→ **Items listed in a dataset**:
##############################
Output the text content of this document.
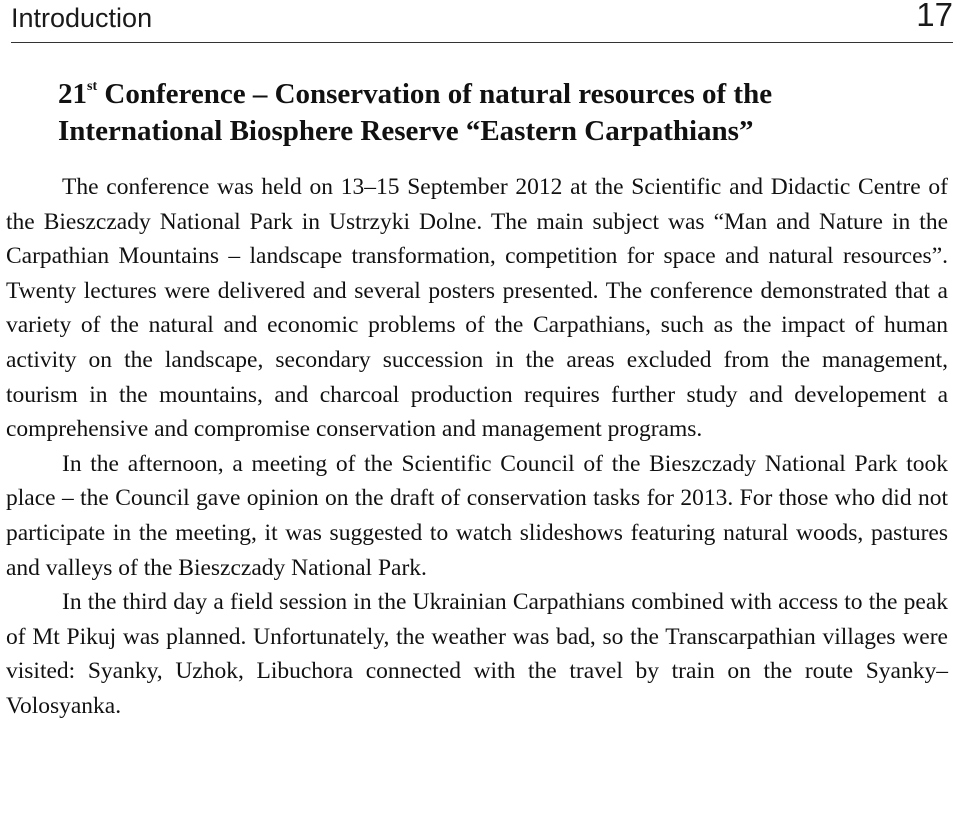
Introduction	17
21st Conference – Conservation of natural resources of the
International Biosphere Reserve “Eastern Carpathians”

The conference was held on 13–15 September 2012 at the Scientific and Didactic Centre of the Bieszczady National Park in Ustrzyki Dolne. The main subject was “Man and Nature in the Carpathian Mountains – landscape transformation, competition for space and natural resources”. Twenty lectures were delivered and several posters presented. The conference demonstrated that a variety of the natural and economic problems of the Carpathians, such as the impact of human activity on the landscape, secondary succession in the areas excluded from the management, tourism in the mountains, and charcoal production requires further study and developement a comprehensive and compromise conservation and management programs.

In the afternoon, a meeting of the Scientific Council of the Bieszczady National Park took place – the Council gave opinion on the draft of conservation tasks for 2013. For those who did not participate in the meeting, it was suggested to watch slideshows featuring natural woods, pastures and valleys of the Bieszczady National Park.

In the third day a field session in the Ukrainian Carpathians combined with access to the peak of Mt Pikuj was planned. Unfortunately, the weather was bad, so the Transcarpathian villages were visited: Syanky, Uzhok, Libuchora connected with the travel by train on the route Syanky–Volosyanka.
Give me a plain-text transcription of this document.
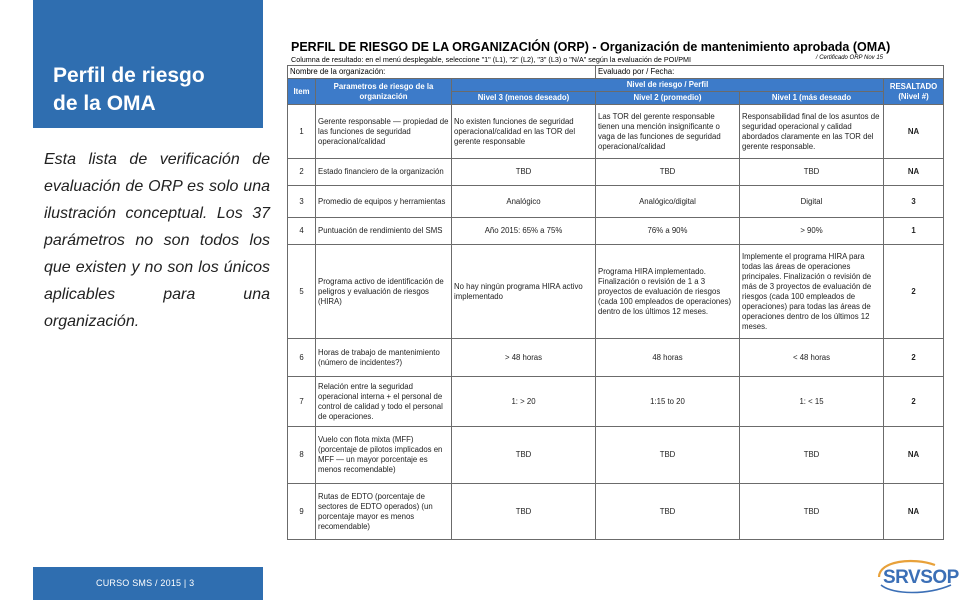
Perfil de riesgo
de la OMA

Esta lista de verificación de evaluación de ORP es solo una ilustración conceptual. Los 37 parámetros no son todos los que existen y no son los únicos aplicables para una organización.

CURSO SMS / 2015 | 3
PERFIL DE RIESGO DE LA ORGANIZACIÓN (ORP) - Organización de mantenimiento aprobada (OMA)
Columna de resultado: en el menú desplegable, seleccione "1" (L1), "2" (L2), "3" (L3) o "N/A" según la evaluación de POI/PMI	/ Certificado ORP Nov 15
Nombre de la organización:			Evaluado por / Fecha:		
Item	Parametros de riesgo de la organización	Nivel de riesgo / Perfil			RESALTADO (Nivel #)
		Nivel 3 (menos deseado)	Nivel 2 (promedio)	Nivel 1 (más deseado	
1	Gerente responsable — propiedad de las funciones de seguridad operacional/calidad	No existen funciones de seguridad operacional/calidad en las TOR del gerente responsable	Las TOR del gerente responsable tienen una mención insignificante o vaga de las funciones de seguridad operacional/calidad	Responsabilidad final de los asuntos de seguridad operacional y calidad abordados claramente en las TOR del gerente responsable.	NA
2	Estado financiero de la organización	TBD	TBD	TBD	NA
3	Promedio de equipos y herramientas	Analógico	Analógico/digital	Digital	3
4	Puntuación de rendimiento del SMS	Año 2015: 65% a 75%	76% a 90%	> 90%	1
5	Programa activo de identificación de peligros y evaluación de riesgos (HIRA)	No hay ningún programa HIRA activo implementado	Programa HIRA implementado. Finalización o revisión de 1 a 3 proyectos de evaluación de riesgos (cada 100 empleados de operaciones) dentro de los últimos 12 meses.	Implemente el programa HIRA para todas las áreas de operaciones principales. Finalización o revisión de más de 3 proyectos de evaluación de riesgos (cada 100 empleados de operaciones) para todas las áreas de operaciones dentro de los últimos 12 meses.	2
6	Horas de trabajo de mantenimiento (número de incidentes?)	> 48 horas	48 horas	< 48 horas	2
7	Relación entre la seguridad operacional interna + el personal de control de calidad y todo el personal de operaciones.	1: > 20	1:15 to 20	1: < 15	2
8	Vuelo con flota mixta (MFF) (porcentaje de pilotos implicados en MFF — un mayor porcentaje es menos recomendable)	TBD	TBD	TBD	NA
9	Rutas de EDTO (porcentaje de sectores de EDTO operados) (un porcentaje mayor es menos recomendable)	TBD	TBD	TBD	NA
SRVSOP
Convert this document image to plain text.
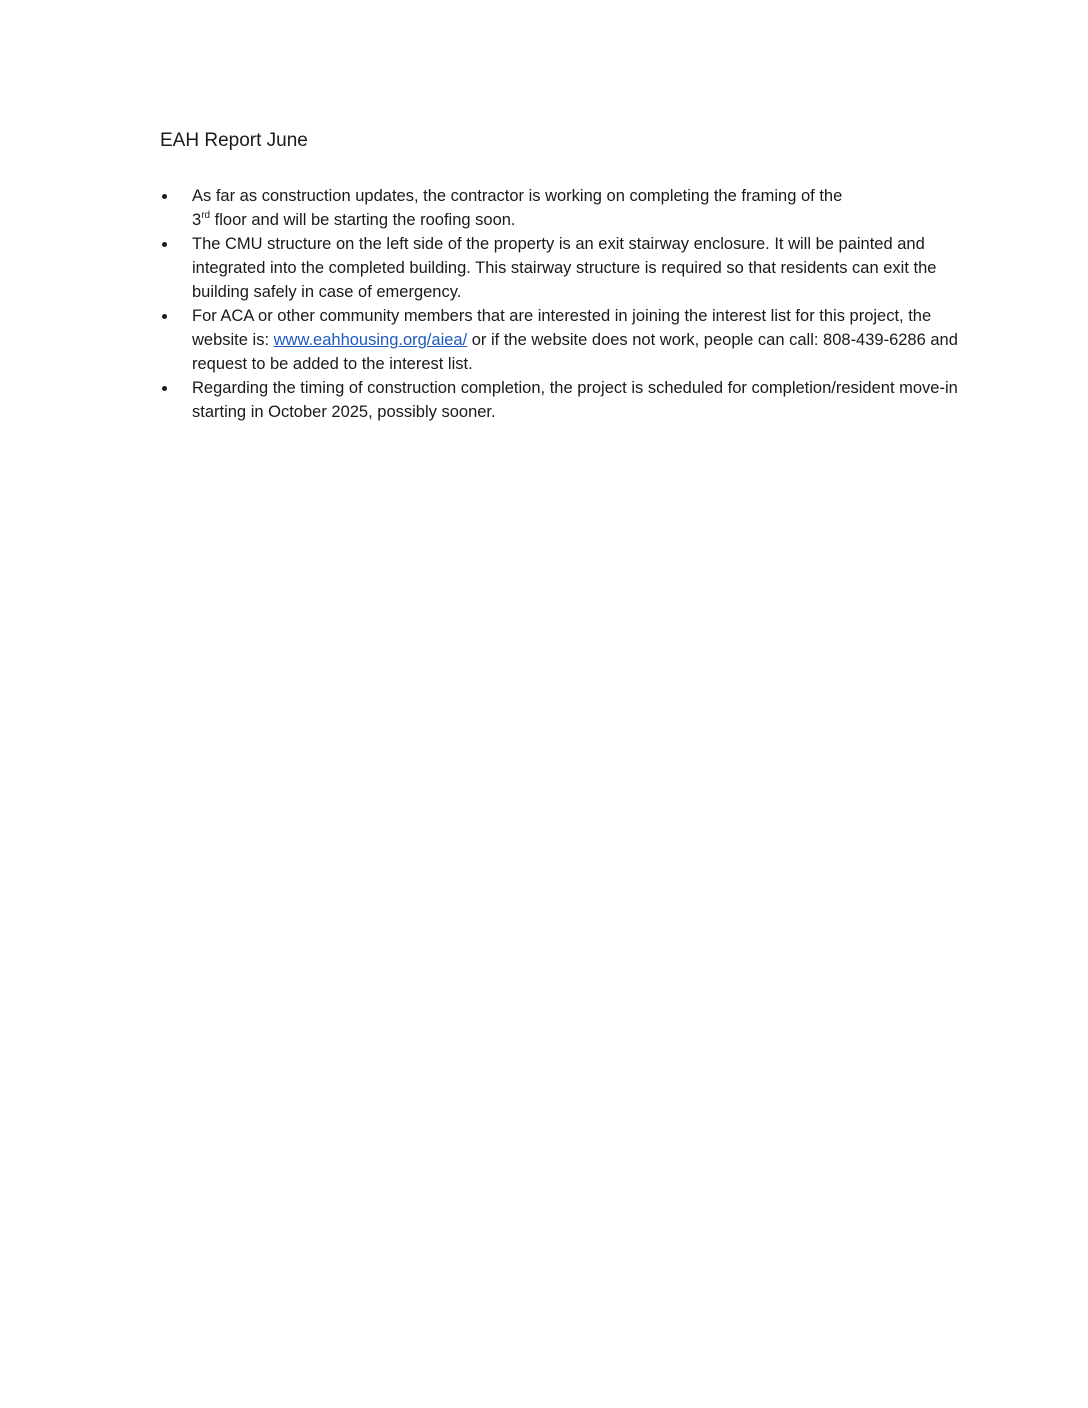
EAH Report June
As far as construction updates, the contractor is working on completing the framing of the
3rd floor and will be starting the roofing soon.
The CMU structure on the left side of the property is an exit stairway enclosure. It will be painted and integrated into the completed building. This stairway structure is required so that residents can exit the building safely in case of emergency.
For ACA or other community members that are interested in joining the interest list for this project, the website is: www.eahhousing.org/aiea/ or if the website does not work, people can call: 808-439-6286 and request to be added to the interest list.
Regarding the timing of construction completion, the project is scheduled for completion/resident move-in starting in October 2025, possibly sooner.
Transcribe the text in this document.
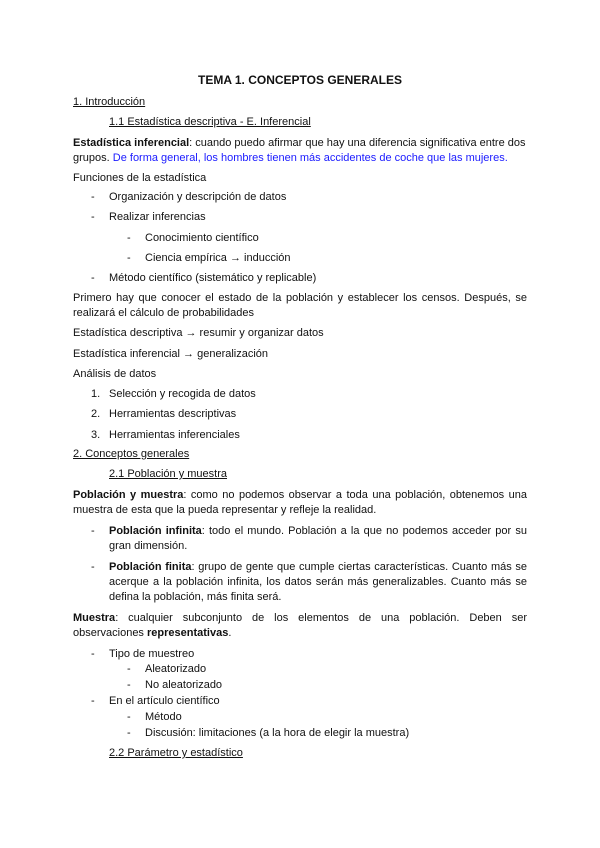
TEMA 1. CONCEPTOS GENERALES
1. Introducción
1.1 Estadística descriptiva - E. Inferencial
Estadística inferencial: cuando puedo afirmar que hay una diferencia significativa entre dos
grupos. De forma general, los hombres tienen más accidentes de coche que las mujeres.
Funciones de la estadística
- Organización y descripción de datos
- Realizar inferencias
- Conocimiento científico
- Ciencia empírica → inducción
- Método científico (sistemático y replicable)
Primero hay que conocer el estado de la población y establecer los censos. Después, se
realizará el cálculo de probabilidades
Estadística descriptiva → resumir y organizar datos
Estadística inferencial → generalización
Análisis de datos
1. Selección y recogida de datos
2. Herramientas descriptivas
3. Herramientas inferenciales
2. Conceptos generales
2.1 Población y muestra
Población y muestra: como no podemos observar a toda una población, obtenemos una
muestra de esta que la pueda representar y refleje la realidad.
- Población infinita: todo el mundo. Población a la que no podemos acceder por su
gran dimensión.
- Población finita: grupo de gente que cumple ciertas características. Cuanto más se
acerque a la población infinita, los datos serán más generalizables. Cuanto más se
defina la población, más finita será.
Muestra: cualquier subconjunto de los elementos de una población. Deben ser
observaciones representativas.
- Tipo de muestreo
- Aleatorizado
- No aleatorizado
- En el artículo científico
- Método
- Discusión: limitaciones (a la hora de elegir la muestra)
2.2 Parámetro y estadístico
##############################
→ **WHAT YOU ARE ASKED TO DO**: All lines in the data that contain the word "calidad" should be copied.

→ **THE SOLUTION**:
1	Gerente responsable — propiedad de las funciones de seguridad operacional/calidad	No existen funciones de seguridad operacional/calidad en las TOR del gerente responsable	Las TOR del gerente responsable tienen una mención insignificante o vaga de las funciones de seguridad operacional/calidad	Responsabilidad final de los asuntos de seguridad operacional y calidad abordados claramente en las TOR del gerente responsable.	NA
7	Relación entre la seguridad operacional interna + el personal de control de calidad y todo el personal de operaciones.	1: > 20	1:15 to 20	1: < 15	2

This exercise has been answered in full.